» What is required: Everything in the listing except the pictures should be written out exactly.

» The data:
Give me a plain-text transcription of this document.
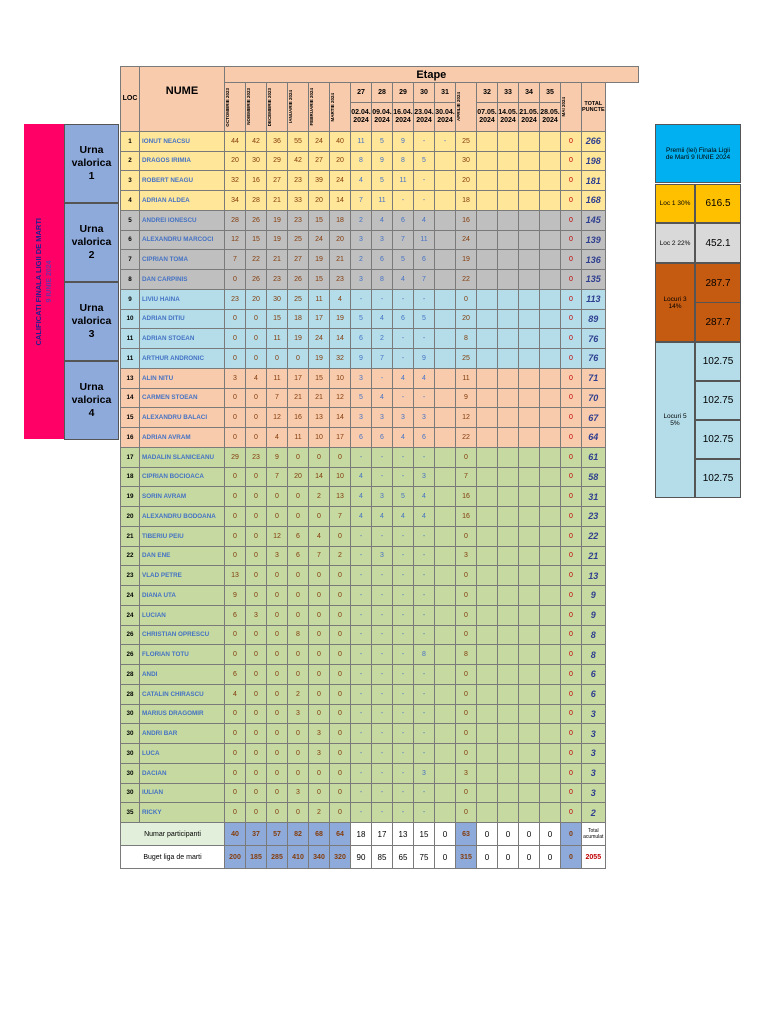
CALIFICATI FINALA LIGII DE MARTI 9 IUNIE 2024
Urna valorica 1
Urna valorica 2
Urna valorica 3
Urna valorica 4
LOC	NUME	Etape																	

		OCTOMBRIE 2023	NOIEMBRIE 2023	DECEMBRIE 2023	IANUARIE 2024	FEBRUARIE 2024	MARTIE 2024	27	28	29	30	31	APRILIE 2024	32	33	34	35	MAI 2024	TOTAL PUNCTE
								02.04. 2024	09.04. 2024	16.04. 2024	23.04. 2024	30.04. 2024		07.05. 2024	14.05. 2024	21.05. 2024	28.05. 2024		
1	IONUT NEACSU	44	42	36	55	24	40	11	5	9	-	-	25					0	266
2	DRAGOS IRIMIA	20	30	29	42	27	20	8	9	8	5		30					0	198
3	ROBERT NEAGU	32	16	27	23	39	24	4	5	11	-		20					0	181
4	ADRIAN ALDEA	34	28	21	33	20	14	7	11	-	-		18					0	168
5	ANDREI IONESCU	28	26	19	23	15	18	2	4	6	4		16					0	145
6	ALEXANDRU MARCOCI	12	15	19	25	24	20	3	3	7	11		24					0	139
7	CIPRIAN TOMA	7	22	21	27	19	21	2	6	5	6		19					0	136
8	DAN CARPINIS	0	26	23	26	15	23	3	8	4	7		22					0	135
9	LIVIU HAINA	23	20	30	25	11	4	-	-	-	-		0					0	113
10	ADRIAN DITIU	0	0	15	18	17	19	5	4	6	5		20					0	89
11	ADRIAN STOEAN	0	0	11	19	24	14	6	2	-	-		8					0	76
11	ARTHUR ANDRONIC	0	0	0	0	19	32	9	7	-	9		25					0	76
13	ALIN NITU	3	4	11	17	15	10	3	-	4	4		11					0	71
14	CARMEN STOEAN	0	0	7	21	21	12	5	4	-	-		9					0	70
15	ALEXANDRU BALACI	0	0	12	16	13	14	3	3	3	3		12					0	67
16	ADRIAN AVRAM	0	0	4	11	10	17	6	6	4	6		22					0	64
17	MADALIN SLANICEANU	29	23	9	0	0	0	-	-	-	-		0					0	61
18	CIPRIAN BOCIOACA	0	0	7	20	14	10	4	-	-	3		7					0	58
19	SORIN AVRAM	0	0	0	0	2	13	4	3	5	4		16					0	31
20	ALEXANDRU BODOANA	0	0	0	0	0	7	4	4	4	4		16					0	23
21	TIBERIU PEIU	0	0	12	6	4	0	-	-	-	-		0					0	22
22	DAN ENE	0	0	3	6	7	2	-	3	-	-		3					0	21
23	VLAD PETRE	13	0	0	0	0	0	-	-	-	-		0					0	13
24	DIANA UTA	9	0	0	0	0	0	-	-	-	-		0					0	9
24	LUCIAN	6	3	0	0	0	0	-	-	-	-		0					0	9
26	CHRISTIAN OPRESCU	0	0	0	8	0	0	-	-	-	-		0					0	8
26	FLORIAN TOTU	0	0	0	0	0	0	-	-	-	8		8					0	8
28	ANDI	6	0	0	0	0	0	-	-	-	-		0					0	6
28	CATALIN CHIRASCU	4	0	0	2	0	0	-	-	-	-		0					0	6
30	MARIUS DRAGOMIR	0	0	0	3	0	0	-	-	-	-		0					0	3
30	ANDRI BAR	0	0	0	0	3	0	-	-	-	-		0					0	3
30	LUCA	0	0	0	0	3	0	-	-	-	-		0					0	3
30	DACIAN	0	0	0	0	0	0	-	-	-	3		3					0	3
30	IULIAN	0	0	0	3	0	0	-	-	-	-		0					0	3
35	RICKY	0	0	0	0	2	0	-	-	-	-		0					0	2
Numar participanti		40	37	57	82	68	64	18	17	13	15	0	63	0	0	0	0	0	Total acumulat
Buget liga de marti		200	185	285	410	340	320	90	85	65	75	0	315	0	0	0	0	0	2055
Premii (lei) Finala Ligii de Marti 9 IUNIE 2024
Loc 1 30%	616.5
Loc 2 22%	452.1
Locuri 3 14%
287.7
287.7
Locuri 5 5%
102.75
102.75
102.75
102.75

» Exercise solution:
Give me a plain-text transcription of this document.
CALIFICATI FINALA LIGII DE MARTI 9 IUNIE 2024
Urna valorica 1
Urna valorica 2
Urna valorica 3
Urna valorica 4
LOC	NUME	Etape																	

		OCTOMBRIE 2023	NOIEMBRIE 2023	DECEMBRIE 2023	IANUARIE 2024	FEBRUARIE 2024	MARTIE 2024	27	28	29	30	31	APRILIE 2024	32	33	34	35	MAI 2024	TOTAL PUNCTE
								02.04. 2024	09.04. 2024	16.04. 2024	23.04. 2024	30.04. 2024		07.05. 2024	14.05. 2024	21.05. 2024	28.05. 2024		
1	IONUT NEACSU	44	42	36	55	24	40	11	5	9	-	-	25					0	266
2	DRAGOS IRIMIA	20	30	29	42	27	20	8	9	8	5		30					0	198
3	ROBERT NEAGU	32	16	27	23	39	24	4	5	11	-		20					0	181
4	ADRIAN ALDEA	34	28	21	33	20	14	7	11	-	-		18					0	168
5	ANDREI IONESCU	28	26	19	23	15	18	2	4	6	4		16					0	145
6	ALEXANDRU MARCOCI	12	15	19	25	24	20	3	3	7	11		24					0	139
7	CIPRIAN TOMA	7	22	21	27	19	21	2	6	5	6		19					0	136
8	DAN CARPINIS	0	26	23	26	15	23	3	8	4	7		22					0	135
9	LIVIU HAINA	23	20	30	25	11	4	-	-	-	-		0					0	113
10	ADRIAN DITIU	0	0	15	18	17	19	5	4	6	5		20					0	89
11	ADRIAN STOEAN	0	0	11	19	24	14	6	2	-	-		8					0	76
11	ARTHUR ANDRONIC	0	0	0	0	19	32	9	7	-	9		25					0	76
13	ALIN NITU	3	4	11	17	15	10	3	-	4	4		11					0	71
14	CARMEN STOEAN	0	0	7	21	21	12	5	4	-	-		9					0	70
15	ALEXANDRU BALACI	0	0	12	16	13	14	3	3	3	3		12					0	67
16	ADRIAN AVRAM	0	0	4	11	10	17	6	6	4	6		22					0	64
17	MADALIN SLANICEANU	29	23	9	0	0	0	-	-	-	-		0					0	61
18	CIPRIAN BOCIOACA	0	0	7	20	14	10	4	-	-	3		7					0	58
19	SORIN AVRAM	0	0	0	0	2	13	4	3	5	4		16					0	31
20	ALEXANDRU BODOANA	0	0	0	0	0	7	4	4	4	4		16					0	23
21	TIBERIU PEIU	0	0	12	6	4	0	-	-	-	-		0					0	22
22	DAN ENE	0	0	3	6	7	2	-	3	-	-		3					0	21
23	VLAD PETRE	13	0	0	0	0	0	-	-	-	-		0					0	13
24	DIANA UTA	9	0	0	0	0	0	-	-	-	-		0					0	9
24	LUCIAN	6	3	0	0	0	0	-	-	-	-		0					0	9
26	CHRISTIAN OPRESCU	0	0	0	8	0	0	-	-	-	-		0					0	8
26	FLORIAN TOTU	0	0	0	0	0	0	-	-	-	8		8					0	8
28	ANDI	6	0	0	0	0	0	-	-	-	-		0					0	6
28	CATALIN CHIRASCU	4	0	0	2	0	0	-	-	-	-		0					0	6
30	MARIUS DRAGOMIR	0	0	0	3	0	0	-	-	-	-		0					0	3
30	ANDRI BAR	0	0	0	0	3	0	-	-	-	-		0					0	3
30	LUCA	0	0	0	0	3	0	-	-	-	-		0					0	3
30	DACIAN	0	0	0	0	0	0	-	-	-	3		3					0	3
30	IULIAN	0	0	0	3	0	0	-	-	-	-		0					0	3
35	RICKY	0	0	0	0	2	0	-	-	-	-		0					0	2
Numar participanti		40	37	57	82	68	64	18	17	13	15	0	63	0	0	0	0	0	Total acumulat
Buget liga de marti		200	185	285	410	340	320	90	85	65	75	0	315	0	0	0	0	0	2055
Premii (lei) Finala Ligii de Marti 9 IUNIE 2024
Loc 1 30%	616.5
Loc 2 22%	452.1
Locuri 3 14%
287.7
287.7
Locuri 5 5%
102.75
102.75
102.75
102.75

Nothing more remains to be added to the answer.